*WHAT YOU NEED TO DO*.
Word for word, restate every line of the listing that follows.

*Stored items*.

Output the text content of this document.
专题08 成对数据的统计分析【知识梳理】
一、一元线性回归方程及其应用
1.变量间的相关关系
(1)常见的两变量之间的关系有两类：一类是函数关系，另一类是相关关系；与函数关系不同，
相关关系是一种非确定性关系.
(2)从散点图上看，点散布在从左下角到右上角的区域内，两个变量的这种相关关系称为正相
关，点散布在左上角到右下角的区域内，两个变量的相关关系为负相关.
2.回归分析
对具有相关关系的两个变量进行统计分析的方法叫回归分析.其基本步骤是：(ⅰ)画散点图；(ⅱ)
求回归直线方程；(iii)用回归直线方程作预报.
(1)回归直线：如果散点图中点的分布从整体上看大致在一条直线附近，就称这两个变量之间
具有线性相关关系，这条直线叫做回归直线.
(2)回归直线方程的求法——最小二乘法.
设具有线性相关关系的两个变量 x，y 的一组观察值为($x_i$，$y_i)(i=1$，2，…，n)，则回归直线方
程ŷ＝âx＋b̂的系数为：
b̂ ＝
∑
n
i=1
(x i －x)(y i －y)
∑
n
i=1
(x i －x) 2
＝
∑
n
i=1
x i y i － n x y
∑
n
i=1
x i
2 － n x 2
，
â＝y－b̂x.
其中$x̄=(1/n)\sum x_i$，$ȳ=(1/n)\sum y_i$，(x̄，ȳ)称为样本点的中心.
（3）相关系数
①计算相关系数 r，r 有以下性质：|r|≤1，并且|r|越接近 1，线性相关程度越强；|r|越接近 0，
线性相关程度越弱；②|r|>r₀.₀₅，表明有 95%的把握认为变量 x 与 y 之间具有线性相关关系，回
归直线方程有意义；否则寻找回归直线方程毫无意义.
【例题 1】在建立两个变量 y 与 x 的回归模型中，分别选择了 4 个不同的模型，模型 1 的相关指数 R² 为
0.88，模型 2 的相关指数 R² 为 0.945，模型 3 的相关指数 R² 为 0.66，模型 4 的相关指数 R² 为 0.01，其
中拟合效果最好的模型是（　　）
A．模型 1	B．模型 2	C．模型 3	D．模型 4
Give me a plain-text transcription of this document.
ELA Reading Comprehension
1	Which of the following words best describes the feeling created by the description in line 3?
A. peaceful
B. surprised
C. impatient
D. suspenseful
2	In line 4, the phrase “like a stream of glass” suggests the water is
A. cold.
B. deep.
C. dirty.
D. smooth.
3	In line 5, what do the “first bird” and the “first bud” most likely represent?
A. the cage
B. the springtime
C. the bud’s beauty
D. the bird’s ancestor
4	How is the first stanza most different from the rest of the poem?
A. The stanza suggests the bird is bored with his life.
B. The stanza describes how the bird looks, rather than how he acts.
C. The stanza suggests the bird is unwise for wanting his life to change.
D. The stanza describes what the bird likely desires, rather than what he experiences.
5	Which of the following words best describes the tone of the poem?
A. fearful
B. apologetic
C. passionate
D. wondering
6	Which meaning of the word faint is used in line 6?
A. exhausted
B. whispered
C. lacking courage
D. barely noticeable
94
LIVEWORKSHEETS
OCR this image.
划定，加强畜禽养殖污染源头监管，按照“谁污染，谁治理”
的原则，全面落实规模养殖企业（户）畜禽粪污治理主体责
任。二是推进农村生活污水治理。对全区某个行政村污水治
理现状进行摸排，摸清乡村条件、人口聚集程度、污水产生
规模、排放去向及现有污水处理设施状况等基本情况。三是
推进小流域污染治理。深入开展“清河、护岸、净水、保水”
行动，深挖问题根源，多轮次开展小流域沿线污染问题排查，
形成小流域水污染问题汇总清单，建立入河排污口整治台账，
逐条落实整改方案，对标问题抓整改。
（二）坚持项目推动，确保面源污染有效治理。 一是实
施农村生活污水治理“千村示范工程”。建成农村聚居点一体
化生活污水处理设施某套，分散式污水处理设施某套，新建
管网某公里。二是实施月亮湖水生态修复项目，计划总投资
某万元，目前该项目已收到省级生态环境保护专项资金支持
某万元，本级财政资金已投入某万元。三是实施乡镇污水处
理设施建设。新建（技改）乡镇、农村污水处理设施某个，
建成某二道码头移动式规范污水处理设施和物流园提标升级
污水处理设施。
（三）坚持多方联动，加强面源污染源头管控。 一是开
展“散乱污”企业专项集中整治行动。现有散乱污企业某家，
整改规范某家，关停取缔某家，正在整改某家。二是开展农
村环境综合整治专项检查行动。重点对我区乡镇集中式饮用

*TASK RESPONSE*.
Output the text content of this document.
专题08 成对数据的统计分析【知识梳理】
一、一元线性回归方程及其应用
1.变量间的相关关系
(1)常见的两变量之间的关系有两类：一类是函数关系，另一类是相关关系；与函数关系不同，
相关关系是一种非确定性关系.
(2)从散点图上看，点散布在从左下角到右上角的区域内，两个变量的这种相关关系称为正相
关，点散布在左上角到右下角的区域内，两个变量的相关关系为负相关.
2.回归分析
对具有相关关系的两个变量进行统计分析的方法叫回归分析.其基本步骤是：(ⅰ)画散点图；(ⅱ)
求回归直线方程；(iii)用回归直线方程作预报.
(1)回归直线：如果散点图中点的分布从整体上看大致在一条直线附近，就称这两个变量之间
具有线性相关关系，这条直线叫做回归直线.
(2)回归直线方程的求法——最小二乘法.
设具有线性相关关系的两个变量 x，y 的一组观察值为($x_i$，$y_i)(i=1$，2，…，n)，则回归直线方
程ŷ＝âx＋b̂的系数为：
b̂ ＝
∑
n
i=1
(x i －x)(y i －y)
∑
n
i=1
(x i －x) 2
＝
∑
n
i=1
x i y i － n x y
∑
n
i=1
x i
2 － n x 2
，
â＝y－b̂x.
其中$x̄=(1/n)\sum x_i$，$ȳ=(1/n)\sum y_i$，(x̄，ȳ)称为样本点的中心.
（3）相关系数
①计算相关系数 r，r 有以下性质：|r|≤1，并且|r|越接近 1，线性相关程度越强；|r|越接近 0，
线性相关程度越弱；②|r|>r₀.₀₅，表明有 95%的把握认为变量 x 与 y 之间具有线性相关关系，回
归直线方程有意义；否则寻找回归直线方程毫无意义.
【例题 1】在建立两个变量 y 与 x 的回归模型中，分别选择了 4 个不同的模型，模型 1 的相关指数 R² 为
0.88，模型 2 的相关指数 R² 为 0.945，模型 3 的相关指数 R² 为 0.66，模型 4 的相关指数 R² 为 0.01，其
中拟合效果最好的模型是（　　）
A．模型 1	B．模型 2	C．模型 3	D．模型 4
Give me a plain-text transcription of this document.
ELA Reading Comprehension
1	Which of the following words best describes the feeling created by the description in line 3?
A. peaceful
B. surprised
C. impatient
D. suspenseful
2	In line 4, the phrase “like a stream of glass” suggests the water is
A. cold.
B. deep.
C. dirty.
D. smooth.
3	In line 5, what do the “first bird” and the “first bud” most likely represent?
A. the cage
B. the springtime
C. the bud’s beauty
D. the bird’s ancestor
4	How is the first stanza most different from the rest of the poem?
A. The stanza suggests the bird is bored with his life.
B. The stanza describes how the bird looks, rather than how he acts.
C. The stanza suggests the bird is unwise for wanting his life to change.
D. The stanza describes what the bird likely desires, rather than what he experiences.
5	Which of the following words best describes the tone of the poem?
A. fearful
B. apologetic
C. passionate
D. wondering
6	Which meaning of the word faint is used in line 6?
A. exhausted
B. whispered
C. lacking courage
D. barely noticeable
94
LIVEWORKSHEETS
OCR this image.
划定，加强畜禽养殖污染源头监管，按照“谁污染，谁治理”
的原则，全面落实规模养殖企业（户）畜禽粪污治理主体责
任。二是推进农村生活污水治理。对全区某个行政村污水治
理现状进行摸排，摸清乡村条件、人口聚集程度、污水产生
规模、排放去向及现有污水处理设施状况等基本情况。三是
推进小流域污染治理。深入开展“清河、护岸、净水、保水”
行动，深挖问题根源，多轮次开展小流域沿线污染问题排查，
形成小流域水污染问题汇总清单，建立入河排污口整治台账，
逐条落实整改方案，对标问题抓整改。
（二）坚持项目推动，确保面源污染有效治理。 一是实
施农村生活污水治理“千村示范工程”。建成农村聚居点一体
化生活污水处理设施某套，分散式污水处理设施某套，新建
管网某公里。二是实施月亮湖水生态修复项目，计划总投资
某万元，目前该项目已收到省级生态环境保护专项资金支持
某万元，本级财政资金已投入某万元。三是实施乡镇污水处
理设施建设。新建（技改）乡镇、农村污水处理设施某个，
建成某二道码头移动式规范污水处理设施和物流园提标升级
污水处理设施。
（三）坚持多方联动，加强面源污染源头管控。 一是开
展“散乱污”企业专项集中整治行动。现有散乱污企业某家，
整改规范某家，关停取缔某家，正在整改某家。二是开展农
村环境综合整治专项检查行动。重点对我区乡镇集中式饮用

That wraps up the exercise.